(Stored data entries)
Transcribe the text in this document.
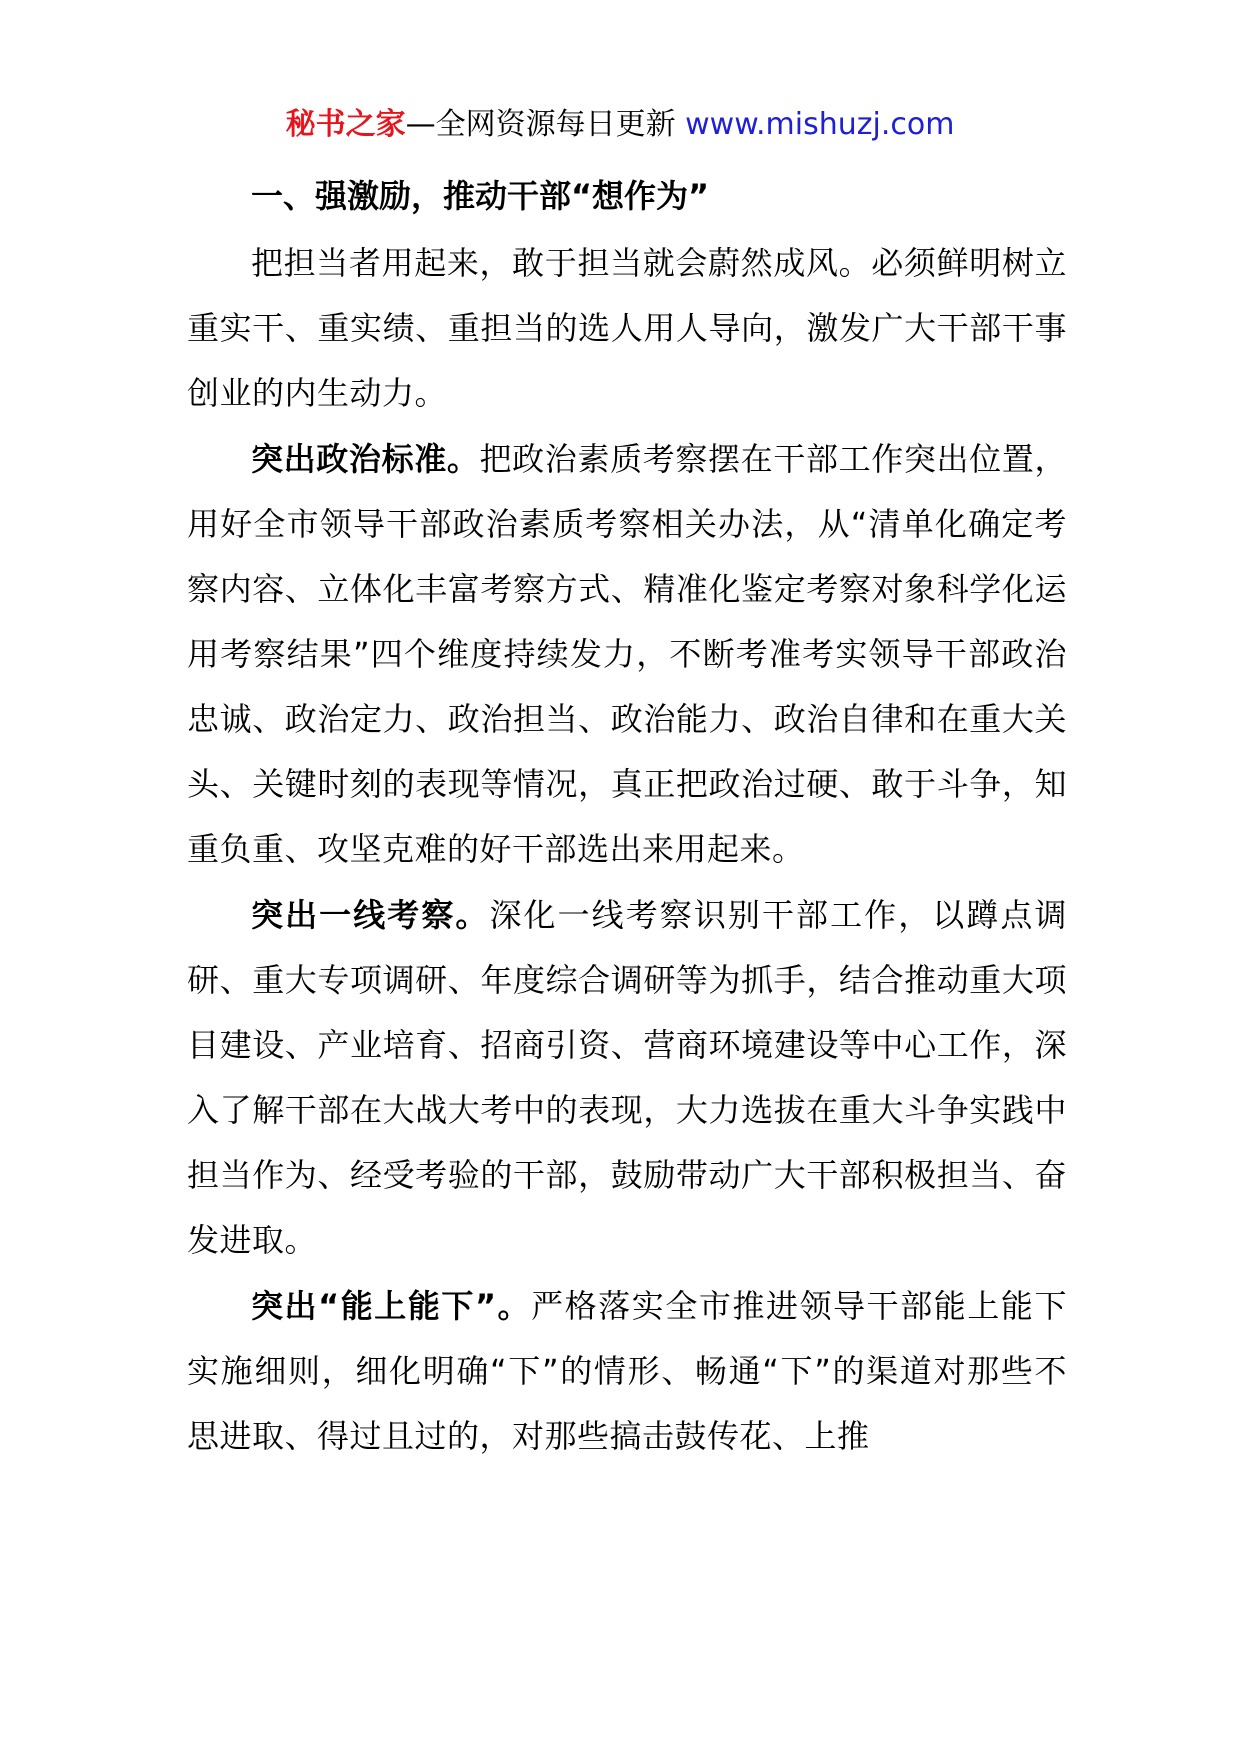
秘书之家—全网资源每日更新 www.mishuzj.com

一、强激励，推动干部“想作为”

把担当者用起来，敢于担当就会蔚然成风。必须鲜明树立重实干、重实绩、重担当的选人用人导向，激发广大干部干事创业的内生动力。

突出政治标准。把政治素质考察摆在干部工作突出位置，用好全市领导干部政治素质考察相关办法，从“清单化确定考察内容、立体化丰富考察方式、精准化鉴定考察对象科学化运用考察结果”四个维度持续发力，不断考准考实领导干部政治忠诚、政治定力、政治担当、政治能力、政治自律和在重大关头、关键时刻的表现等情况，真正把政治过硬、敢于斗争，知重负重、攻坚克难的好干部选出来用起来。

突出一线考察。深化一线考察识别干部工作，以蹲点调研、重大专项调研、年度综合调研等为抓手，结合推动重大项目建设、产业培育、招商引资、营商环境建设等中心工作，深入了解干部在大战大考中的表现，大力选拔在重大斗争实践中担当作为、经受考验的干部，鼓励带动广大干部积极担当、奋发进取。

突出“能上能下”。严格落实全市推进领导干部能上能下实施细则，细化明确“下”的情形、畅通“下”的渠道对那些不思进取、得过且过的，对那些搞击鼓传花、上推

**Work to do:**
Return each line of the data, keeping its wording exact and omitting pictures.

**Expected answer:**
Transcribe the text in this document.
秘书之家—全网资源每日更新 www.mishuzj.com

一、强激励，推动干部“想作为”

把担当者用起来，敢于担当就会蔚然成风。必须鲜明树立重实干、重实绩、重担当的选人用人导向，激发广大干部干事创业的内生动力。

突出政治标准。把政治素质考察摆在干部工作突出位置，用好全市领导干部政治素质考察相关办法，从“清单化确定考察内容、立体化丰富考察方式、精准化鉴定考察对象科学化运用考察结果”四个维度持续发力，不断考准考实领导干部政治忠诚、政治定力、政治担当、政治能力、政治自律和在重大关头、关键时刻的表现等情况，真正把政治过硬、敢于斗争，知重负重、攻坚克难的好干部选出来用起来。

突出一线考察。深化一线考察识别干部工作，以蹲点调研、重大专项调研、年度综合调研等为抓手，结合推动重大项目建设、产业培育、招商引资、营商环境建设等中心工作，深入了解干部在大战大考中的表现，大力选拔在重大斗争实践中担当作为、经受考验的干部，鼓励带动广大干部积极担当、奋发进取。

突出“能上能下”。严格落实全市推进领导干部能上能下实施细则，细化明确“下”的情形、畅通“下”的渠道对那些不思进取、得过且过的，对那些搞击鼓传花、上推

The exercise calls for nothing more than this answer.